An attorney for a working group* drawn from nearly 100 interested and affected residents from the Puget and Samish Neighborhoods has challenged the 176 unit density allocated to the 11.5 acre Tract F of the Hawley Property, where a local developer plans to build the CityView apartment/dormitory complex. Philip Buri of Buri Funston Mumford, PLLC in Bellingham, a local attorney representing this group of Bellingham citizens from Puget and Samish Neighborhoods, has submitted a letter to the city outlining substantial problems with the “phantom unit density” designations attributed to the tract on which local developer Morgan Bartlett of Madrona Bay Real Estate Investments wants to build CityView. [The full text of the letter and its 8 exhibits can be found here.]
Attorney Buri cuts to the chase:
“This is the story of how a caption on an unrecorded, unapproved lot layout drawing became a phantom density allowance. On November 15, 1993, Jepson and Associates produced a set of project plans for Exxel Development Company. (Exhibit H). [see link to 8 exhibits above] On page 7 of the plans, an undeveloped portion of the site, labeled “Area B,” noted a designation of 176 units. Neither the plans nor any accompanying documents explain where this number came from. It is the first mention of a density allocation, which reappears sporadically in plat maps that have never received public review, let alone approval.”
What follows are thirteen pages of analysis of the undefined and confusing density allocations to the Hawley Tract over the last several decades. City Hall was clearly asleep at the wheel over the period of the process of density determination in this case.
“For 25 years, what is now the Hawley Replat Tract F has been a conundrum for all involved, the property owner, developers, and especially the neighborhood. The phantom Unit Density of 176 has resulted in numerous efforts to develop a property beyond what is feasible. This is truly an example of trying to fit a square-peg in a round-hole. No matter how much you try to make the peg fit (height, length, geology, environment, neighborhood compatibility), it just doesn’t work.”
As of the publication of this article, the city has not received an updated and complete application for developing the site. The developer has requested several extensions to deadlines. The current extension (all are at the discretion of the planning director) is now to March 9th because, as I have been told by staff, the developer has made progress in demonstrating progress toward a final application. Nevertheless, the incertitude weighs heavily on the residents who live in proximity to this undeveloped parcel. The effect on home values is anyone’s guess, rendering home sales there hostage to the uncertainty.

[Structured page parsing data]
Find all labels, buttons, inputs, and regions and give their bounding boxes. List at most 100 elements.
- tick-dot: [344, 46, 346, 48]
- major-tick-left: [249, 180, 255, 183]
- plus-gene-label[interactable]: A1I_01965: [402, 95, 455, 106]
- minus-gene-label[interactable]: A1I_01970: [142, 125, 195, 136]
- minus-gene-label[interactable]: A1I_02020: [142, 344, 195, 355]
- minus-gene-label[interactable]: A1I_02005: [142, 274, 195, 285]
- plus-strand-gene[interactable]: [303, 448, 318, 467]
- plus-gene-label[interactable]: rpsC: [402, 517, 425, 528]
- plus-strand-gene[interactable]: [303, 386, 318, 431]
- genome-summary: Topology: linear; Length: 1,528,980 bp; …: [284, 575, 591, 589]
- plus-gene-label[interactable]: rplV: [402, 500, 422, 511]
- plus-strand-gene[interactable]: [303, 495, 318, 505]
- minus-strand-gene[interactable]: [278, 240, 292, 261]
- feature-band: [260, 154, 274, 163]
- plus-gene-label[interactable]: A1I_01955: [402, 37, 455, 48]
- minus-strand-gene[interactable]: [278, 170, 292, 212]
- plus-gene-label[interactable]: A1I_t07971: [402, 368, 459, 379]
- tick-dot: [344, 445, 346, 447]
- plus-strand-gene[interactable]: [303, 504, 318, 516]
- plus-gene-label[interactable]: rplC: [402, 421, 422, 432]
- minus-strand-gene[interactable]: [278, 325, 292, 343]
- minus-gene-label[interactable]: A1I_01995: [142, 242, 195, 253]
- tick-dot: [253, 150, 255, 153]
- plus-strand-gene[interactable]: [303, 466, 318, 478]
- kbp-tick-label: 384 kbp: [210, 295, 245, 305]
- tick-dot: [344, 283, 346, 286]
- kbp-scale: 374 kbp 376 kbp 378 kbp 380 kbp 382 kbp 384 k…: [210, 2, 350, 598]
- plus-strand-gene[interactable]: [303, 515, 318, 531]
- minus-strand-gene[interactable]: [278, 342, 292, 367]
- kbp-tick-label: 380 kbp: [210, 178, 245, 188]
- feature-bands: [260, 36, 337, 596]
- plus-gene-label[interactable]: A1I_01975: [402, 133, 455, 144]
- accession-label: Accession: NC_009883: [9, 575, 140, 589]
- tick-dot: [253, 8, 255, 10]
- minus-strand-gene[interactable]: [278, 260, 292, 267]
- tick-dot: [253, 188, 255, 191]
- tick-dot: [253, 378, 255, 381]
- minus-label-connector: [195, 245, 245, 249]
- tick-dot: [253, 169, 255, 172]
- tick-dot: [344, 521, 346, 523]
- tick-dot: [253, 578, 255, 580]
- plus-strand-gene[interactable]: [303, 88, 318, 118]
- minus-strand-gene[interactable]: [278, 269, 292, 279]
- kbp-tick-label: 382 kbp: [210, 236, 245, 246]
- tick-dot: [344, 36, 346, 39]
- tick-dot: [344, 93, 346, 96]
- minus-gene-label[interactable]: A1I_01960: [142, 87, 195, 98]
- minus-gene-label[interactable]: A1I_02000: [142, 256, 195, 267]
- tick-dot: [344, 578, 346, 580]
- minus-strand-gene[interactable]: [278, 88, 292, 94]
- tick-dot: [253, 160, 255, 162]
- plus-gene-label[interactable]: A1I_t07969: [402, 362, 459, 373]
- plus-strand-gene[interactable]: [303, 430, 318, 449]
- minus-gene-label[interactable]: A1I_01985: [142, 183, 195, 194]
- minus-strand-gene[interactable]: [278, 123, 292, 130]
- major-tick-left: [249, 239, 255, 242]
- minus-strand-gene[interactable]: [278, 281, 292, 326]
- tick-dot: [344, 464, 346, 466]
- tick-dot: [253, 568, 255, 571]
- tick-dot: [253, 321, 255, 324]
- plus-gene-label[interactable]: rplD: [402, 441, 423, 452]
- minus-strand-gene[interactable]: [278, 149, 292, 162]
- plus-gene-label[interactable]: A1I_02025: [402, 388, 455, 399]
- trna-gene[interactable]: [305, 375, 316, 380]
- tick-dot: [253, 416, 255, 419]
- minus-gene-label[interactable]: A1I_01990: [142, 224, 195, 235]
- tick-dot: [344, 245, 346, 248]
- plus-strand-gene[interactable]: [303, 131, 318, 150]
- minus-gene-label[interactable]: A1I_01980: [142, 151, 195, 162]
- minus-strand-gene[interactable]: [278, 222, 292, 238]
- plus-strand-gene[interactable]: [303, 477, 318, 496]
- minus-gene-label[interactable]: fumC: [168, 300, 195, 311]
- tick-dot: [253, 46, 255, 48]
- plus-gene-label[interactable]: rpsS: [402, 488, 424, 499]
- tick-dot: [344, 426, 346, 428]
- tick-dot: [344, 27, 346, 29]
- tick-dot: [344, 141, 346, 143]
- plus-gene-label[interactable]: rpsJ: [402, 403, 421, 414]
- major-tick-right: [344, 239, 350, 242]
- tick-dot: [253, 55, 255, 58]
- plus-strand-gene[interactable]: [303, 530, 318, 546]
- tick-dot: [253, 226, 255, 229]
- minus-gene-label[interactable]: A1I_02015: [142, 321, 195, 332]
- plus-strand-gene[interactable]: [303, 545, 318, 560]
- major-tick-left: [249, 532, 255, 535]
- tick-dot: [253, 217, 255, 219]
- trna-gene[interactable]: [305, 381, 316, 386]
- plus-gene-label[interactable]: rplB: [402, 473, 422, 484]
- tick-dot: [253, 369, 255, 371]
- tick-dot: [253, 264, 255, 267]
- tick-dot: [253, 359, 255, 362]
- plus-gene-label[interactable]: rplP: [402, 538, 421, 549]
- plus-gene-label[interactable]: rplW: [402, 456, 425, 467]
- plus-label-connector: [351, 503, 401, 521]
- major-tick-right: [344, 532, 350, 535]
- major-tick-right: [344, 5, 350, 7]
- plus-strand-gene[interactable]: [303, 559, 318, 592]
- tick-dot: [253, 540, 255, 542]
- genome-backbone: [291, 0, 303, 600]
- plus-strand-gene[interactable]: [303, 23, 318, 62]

• _TASK DIRECTIONS_: Reproduce the article on the CityView density challenge from "As of the publication" to "to the uncertainty.", renaming "planning director" as "zoning administrator". The listing plays no part in what is asked here.

• _WRITTEN SOLUTION_:
As of the publication of this article, the city has not received an updated and complete application for developing the site. The developer has requested several extensions to deadlines. The current extension (all are at the discretion of the zoning administrator) is now to March 9th because, as I have been told by staff, the developer has made progress in demonstrating progress toward a final application. Nevertheless, the incertitude weighs heavily on the residents who live in proximity to this undeveloped parcel. The effect on home values is anyone’s guess, rendering home sales there hostage to the uncertainty.